- _The request_:
Write out every record in full, exactly as written, please.

- _Extracted entries_:
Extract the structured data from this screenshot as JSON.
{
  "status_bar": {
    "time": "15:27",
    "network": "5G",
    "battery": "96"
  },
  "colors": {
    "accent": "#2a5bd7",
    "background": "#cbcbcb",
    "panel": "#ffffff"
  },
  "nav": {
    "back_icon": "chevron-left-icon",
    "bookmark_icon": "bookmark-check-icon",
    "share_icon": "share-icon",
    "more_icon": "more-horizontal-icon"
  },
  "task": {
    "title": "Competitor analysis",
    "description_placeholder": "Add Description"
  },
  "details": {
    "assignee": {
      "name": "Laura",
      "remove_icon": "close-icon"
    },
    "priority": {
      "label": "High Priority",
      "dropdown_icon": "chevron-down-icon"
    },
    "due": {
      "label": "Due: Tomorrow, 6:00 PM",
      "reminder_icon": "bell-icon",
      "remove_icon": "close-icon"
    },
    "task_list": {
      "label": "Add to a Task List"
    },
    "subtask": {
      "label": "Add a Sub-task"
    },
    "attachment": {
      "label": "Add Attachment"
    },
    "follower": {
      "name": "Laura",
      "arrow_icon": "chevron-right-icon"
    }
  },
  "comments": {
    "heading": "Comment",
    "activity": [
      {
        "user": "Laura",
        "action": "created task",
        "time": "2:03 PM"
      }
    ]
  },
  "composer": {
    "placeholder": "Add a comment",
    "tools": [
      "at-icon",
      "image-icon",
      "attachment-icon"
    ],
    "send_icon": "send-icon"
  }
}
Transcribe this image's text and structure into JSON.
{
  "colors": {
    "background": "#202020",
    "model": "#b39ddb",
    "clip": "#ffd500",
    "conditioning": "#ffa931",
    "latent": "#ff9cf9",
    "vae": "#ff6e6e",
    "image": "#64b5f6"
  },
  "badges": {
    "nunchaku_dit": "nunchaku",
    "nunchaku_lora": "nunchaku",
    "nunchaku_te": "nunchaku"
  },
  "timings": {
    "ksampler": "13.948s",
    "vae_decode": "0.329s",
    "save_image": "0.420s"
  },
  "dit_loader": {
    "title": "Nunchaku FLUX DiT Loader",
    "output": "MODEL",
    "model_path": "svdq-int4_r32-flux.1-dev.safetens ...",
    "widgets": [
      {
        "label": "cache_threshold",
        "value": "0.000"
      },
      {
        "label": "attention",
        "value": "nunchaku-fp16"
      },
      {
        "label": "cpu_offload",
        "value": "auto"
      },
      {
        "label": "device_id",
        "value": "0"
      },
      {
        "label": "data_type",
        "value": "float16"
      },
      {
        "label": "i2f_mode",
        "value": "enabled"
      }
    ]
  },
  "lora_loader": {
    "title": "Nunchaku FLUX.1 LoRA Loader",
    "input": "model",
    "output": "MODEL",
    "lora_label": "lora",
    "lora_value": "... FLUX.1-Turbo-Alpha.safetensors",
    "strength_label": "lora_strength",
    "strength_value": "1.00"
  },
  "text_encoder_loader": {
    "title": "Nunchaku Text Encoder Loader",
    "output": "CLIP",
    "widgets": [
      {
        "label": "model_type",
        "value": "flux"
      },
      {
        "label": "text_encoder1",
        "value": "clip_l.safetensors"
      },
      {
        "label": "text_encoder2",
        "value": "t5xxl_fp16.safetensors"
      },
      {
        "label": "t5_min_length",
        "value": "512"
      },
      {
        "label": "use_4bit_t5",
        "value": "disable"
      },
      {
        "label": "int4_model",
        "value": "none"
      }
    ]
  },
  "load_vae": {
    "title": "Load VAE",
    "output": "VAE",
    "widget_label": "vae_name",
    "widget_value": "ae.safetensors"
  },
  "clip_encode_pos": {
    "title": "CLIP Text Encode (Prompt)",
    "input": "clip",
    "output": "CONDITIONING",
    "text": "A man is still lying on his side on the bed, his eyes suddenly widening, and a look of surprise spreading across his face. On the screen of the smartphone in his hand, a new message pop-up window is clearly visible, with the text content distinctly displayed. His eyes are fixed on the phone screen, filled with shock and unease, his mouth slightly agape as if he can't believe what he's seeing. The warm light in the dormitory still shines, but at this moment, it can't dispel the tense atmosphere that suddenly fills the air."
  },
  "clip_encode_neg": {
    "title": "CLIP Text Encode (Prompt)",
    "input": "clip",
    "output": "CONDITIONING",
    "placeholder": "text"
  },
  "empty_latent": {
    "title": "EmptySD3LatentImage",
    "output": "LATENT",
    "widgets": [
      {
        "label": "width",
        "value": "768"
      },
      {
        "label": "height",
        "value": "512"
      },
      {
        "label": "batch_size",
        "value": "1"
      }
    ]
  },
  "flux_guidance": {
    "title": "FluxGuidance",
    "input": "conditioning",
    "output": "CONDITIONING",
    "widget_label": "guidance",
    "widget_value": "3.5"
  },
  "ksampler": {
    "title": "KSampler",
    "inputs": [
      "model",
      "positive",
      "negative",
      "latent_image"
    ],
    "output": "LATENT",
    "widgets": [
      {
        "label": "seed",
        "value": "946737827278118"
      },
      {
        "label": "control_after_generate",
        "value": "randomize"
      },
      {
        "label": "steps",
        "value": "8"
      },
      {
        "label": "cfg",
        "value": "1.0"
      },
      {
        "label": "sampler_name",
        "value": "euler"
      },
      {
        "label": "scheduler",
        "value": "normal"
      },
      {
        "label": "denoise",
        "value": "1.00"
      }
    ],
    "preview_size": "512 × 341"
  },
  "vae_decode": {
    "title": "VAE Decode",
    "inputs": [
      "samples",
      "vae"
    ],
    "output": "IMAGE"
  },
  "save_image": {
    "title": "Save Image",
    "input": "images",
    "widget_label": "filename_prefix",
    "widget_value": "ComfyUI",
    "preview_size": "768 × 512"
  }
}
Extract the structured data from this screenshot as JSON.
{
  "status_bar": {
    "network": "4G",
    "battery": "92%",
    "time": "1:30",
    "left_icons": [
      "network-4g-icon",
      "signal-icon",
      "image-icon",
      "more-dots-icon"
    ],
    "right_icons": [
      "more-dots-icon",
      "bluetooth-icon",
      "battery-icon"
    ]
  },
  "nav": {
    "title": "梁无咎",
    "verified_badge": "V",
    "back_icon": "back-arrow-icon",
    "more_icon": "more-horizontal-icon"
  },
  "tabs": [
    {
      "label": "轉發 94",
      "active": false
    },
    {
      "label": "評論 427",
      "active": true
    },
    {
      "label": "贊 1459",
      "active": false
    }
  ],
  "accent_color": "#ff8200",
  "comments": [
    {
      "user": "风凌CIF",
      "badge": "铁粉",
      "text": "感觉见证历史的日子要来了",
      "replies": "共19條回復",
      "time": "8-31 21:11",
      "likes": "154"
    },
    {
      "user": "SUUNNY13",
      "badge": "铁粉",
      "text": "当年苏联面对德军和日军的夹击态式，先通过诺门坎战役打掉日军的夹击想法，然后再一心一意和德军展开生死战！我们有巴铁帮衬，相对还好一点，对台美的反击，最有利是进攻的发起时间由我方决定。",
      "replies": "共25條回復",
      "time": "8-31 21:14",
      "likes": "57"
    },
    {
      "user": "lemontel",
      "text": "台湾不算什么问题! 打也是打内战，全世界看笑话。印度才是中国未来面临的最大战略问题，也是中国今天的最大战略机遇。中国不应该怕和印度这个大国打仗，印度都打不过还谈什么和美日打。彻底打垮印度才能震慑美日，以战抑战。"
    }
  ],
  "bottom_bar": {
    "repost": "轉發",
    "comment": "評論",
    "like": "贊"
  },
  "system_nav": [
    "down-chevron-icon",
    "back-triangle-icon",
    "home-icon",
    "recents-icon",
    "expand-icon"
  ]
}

- _Answer to the problem_:
Extract the structured data from this screenshot as JSON.
{
  "status_bar": {
    "time": "15:27",
    "network": "5G",
    "battery": "96"
  },
  "colors": {
    "accent": "#2a5bd7",
    "background": "#cbcbcb",
    "panel": "#ffffff"
  },
  "nav": {
    "back_icon": "chevron-left-icon",
    "bookmark_icon": "bookmark-check-icon",
    "share_icon": "share-icon",
    "more_icon": "more-horizontal-icon"
  },
  "task": {
    "title": "Competitor analysis",
    "description_placeholder": "Add Description"
  },
  "details": {
    "assignee": {
      "name": "Laura",
      "remove_icon": "close-icon"
    },
    "priority": {
      "label": "High Priority",
      "dropdown_icon": "chevron-down-icon"
    },
    "due": {
      "label": "Due: Tomorrow, 6:00 PM",
      "reminder_icon": "bell-icon",
      "remove_icon": "close-icon"
    },
    "task_list": {
      "label": "Add to a Task List"
    },
    "subtask": {
      "label": "Add a Sub-task"
    },
    "attachment": {
      "label": "Add Attachment"
    },
    "follower": {
      "name": "Laura",
      "arrow_icon": "chevron-right-icon"
    }
  },
  "comments": {
    "heading": "Comment",
    "activity": [
      {
        "user": "Laura",
        "action": "created task",
        "time": "2:03 PM"
      }
    ]
  },
  "composer": {
    "placeholder": "Add a comment",
    "tools": [
      "at-icon",
      "image-icon",
      "attachment-icon"
    ],
    "send_icon": "send-icon"
  }
}
Transcribe this image's text and structure into JSON.
{
  "colors": {
    "background": "#202020",
    "model": "#b39ddb",
    "clip": "#ffd500",
    "conditioning": "#ffa931",
    "latent": "#ff9cf9",
    "vae": "#ff6e6e",
    "image": "#64b5f6"
  },
  "badges": {
    "nunchaku_dit": "nunchaku",
    "nunchaku_lora": "nunchaku",
    "nunchaku_te": "nunchaku"
  },
  "timings": {
    "ksampler": "13.948s",
    "vae_decode": "0.329s",
    "save_image": "0.420s"
  },
  "dit_loader": {
    "title": "Nunchaku FLUX DiT Loader",
    "output": "MODEL",
    "model_path": "svdq-int4_r32-flux.1-dev.safetens ...",
    "widgets": [
      {
        "label": "cache_threshold",
        "value": "0.000"
      },
      {
        "label": "attention",
        "value": "nunchaku-fp16"
      },
      {
        "label": "cpu_offload",
        "value": "auto"
      },
      {
        "label": "device_id",
        "value": "0"
      },
      {
        "label": "data_type",
        "value": "float16"
      },
      {
        "label": "i2f_mode",
        "value": "enabled"
      }
    ]
  },
  "lora_loader": {
    "title": "Nunchaku FLUX.1 LoRA Loader",
    "input": "model",
    "output": "MODEL",
    "lora_label": "lora",
    "lora_value": "... FLUX.1-Turbo-Alpha.safetensors",
    "strength_label": "lora_strength",
    "strength_value": "1.00"
  },
  "text_encoder_loader": {
    "title": "Nunchaku Text Encoder Loader",
    "output": "CLIP",
    "widgets": [
      {
        "label": "model_type",
        "value": "flux"
      },
      {
        "label": "text_encoder1",
        "value": "clip_l.safetensors"
      },
      {
        "label": "text_encoder2",
        "value": "t5xxl_fp16.safetensors"
      },
      {
        "label": "t5_min_length",
        "value": "512"
      },
      {
        "label": "use_4bit_t5",
        "value": "disable"
      },
      {
        "label": "int4_model",
        "value": "none"
      }
    ]
  },
  "load_vae": {
    "title": "Load VAE",
    "output": "VAE",
    "widget_label": "vae_name",
    "widget_value": "ae.safetensors"
  },
  "clip_encode_pos": {
    "title": "CLIP Text Encode (Prompt)",
    "input": "clip",
    "output": "CONDITIONING",
    "text": "A man is still lying on his side on the bed, his eyes suddenly widening, and a look of surprise spreading across his face. On the screen of the smartphone in his hand, a new message pop-up window is clearly visible, with the text content distinctly displayed. His eyes are fixed on the phone screen, filled with shock and unease, his mouth slightly agape as if he can't believe what he's seeing. The warm light in the dormitory still shines, but at this moment, it can't dispel the tense atmosphere that suddenly fills the air."
  },
  "clip_encode_neg": {
    "title": "CLIP Text Encode (Prompt)",
    "input": "clip",
    "output": "CONDITIONING",
    "placeholder": "text"
  },
  "empty_latent": {
    "title": "EmptySD3LatentImage",
    "output": "LATENT",
    "widgets": [
      {
        "label": "width",
        "value": "768"
      },
      {
        "label": "height",
        "value": "512"
      },
      {
        "label": "batch_size",
        "value": "1"
      }
    ]
  },
  "flux_guidance": {
    "title": "FluxGuidance",
    "input": "conditioning",
    "output": "CONDITIONING",
    "widget_label": "guidance",
    "widget_value": "3.5"
  },
  "ksampler": {
    "title": "KSampler",
    "inputs": [
      "model",
      "positive",
      "negative",
      "latent_image"
    ],
    "output": "LATENT",
    "widgets": [
      {
        "label": "seed",
        "value": "946737827278118"
      },
      {
        "label": "control_after_generate",
        "value": "randomize"
      },
      {
        "label": "steps",
        "value": "8"
      },
      {
        "label": "cfg",
        "value": "1.0"
      },
      {
        "label": "sampler_name",
        "value": "euler"
      },
      {
        "label": "scheduler",
        "value": "normal"
      },
      {
        "label": "denoise",
        "value": "1.00"
      }
    ],
    "preview_size": "512 × 341"
  },
  "vae_decode": {
    "title": "VAE Decode",
    "inputs": [
      "samples",
      "vae"
    ],
    "output": "IMAGE"
  },
  "save_image": {
    "title": "Save Image",
    "input": "images",
    "widget_label": "filename_prefix",
    "widget_value": "ComfyUI",
    "preview_size": "768 × 512"
  }
}
Extract the structured data from this screenshot as JSON.
{
  "status_bar": {
    "network": "4G",
    "battery": "92%",
    "time": "1:30",
    "left_icons": [
      "network-4g-icon",
      "signal-icon",
      "image-icon",
      "more-dots-icon"
    ],
    "right_icons": [
      "more-dots-icon",
      "bluetooth-icon",
      "battery-icon"
    ]
  },
  "nav": {
    "title": "梁无咎",
    "verified_badge": "V",
    "back_icon": "back-arrow-icon",
    "more_icon": "more-horizontal-icon"
  },
  "tabs": [
    {
      "label": "轉發 94",
      "active": false
    },
    {
      "label": "評論 427",
      "active": true
    },
    {
      "label": "贊 1459",
      "active": false
    }
  ],
  "accent_color": "#ff8200",
  "comments": [
    {
      "user": "风凌CIF",
      "badge": "铁粉",
      "text": "感觉见证历史的日子要来了",
      "replies": "共19條回復",
      "time": "8-31 21:11",
      "likes": "154"
    },
    {
      "user": "SUUNNY13",
      "badge": "铁粉",
      "text": "当年苏联面对德军和日军的夹击态式，先通过诺门坎战役打掉日军的夹击想法，然后再一心一意和德军展开生死战！我们有巴铁帮衬，相对还好一点，对台美的反击，最有利是进攻的发起时间由我方决定。",
      "replies": "共25條回復",
      "time": "8-31 21:14",
      "likes": "57"
    },
    {
      "user": "lemontel",
      "text": "台湾不算什么问题! 打也是打内战，全世界看笑话。印度才是中国未来面临的最大战略问题，也是中国今天的最大战略机遇。中国不应该怕和印度这个大国打仗，印度都打不过还谈什么和美日打。彻底打垮印度才能震慑美日，以战抑战。"
    }
  ],
  "bottom_bar": {
    "repost": "轉發",
    "comment": "評論",
    "like": "贊"
  },
  "system_nav": [
    "down-chevron-icon",
    "back-triangle-icon",
    "home-icon",
    "recents-icon",
    "expand-icon"
  ]
}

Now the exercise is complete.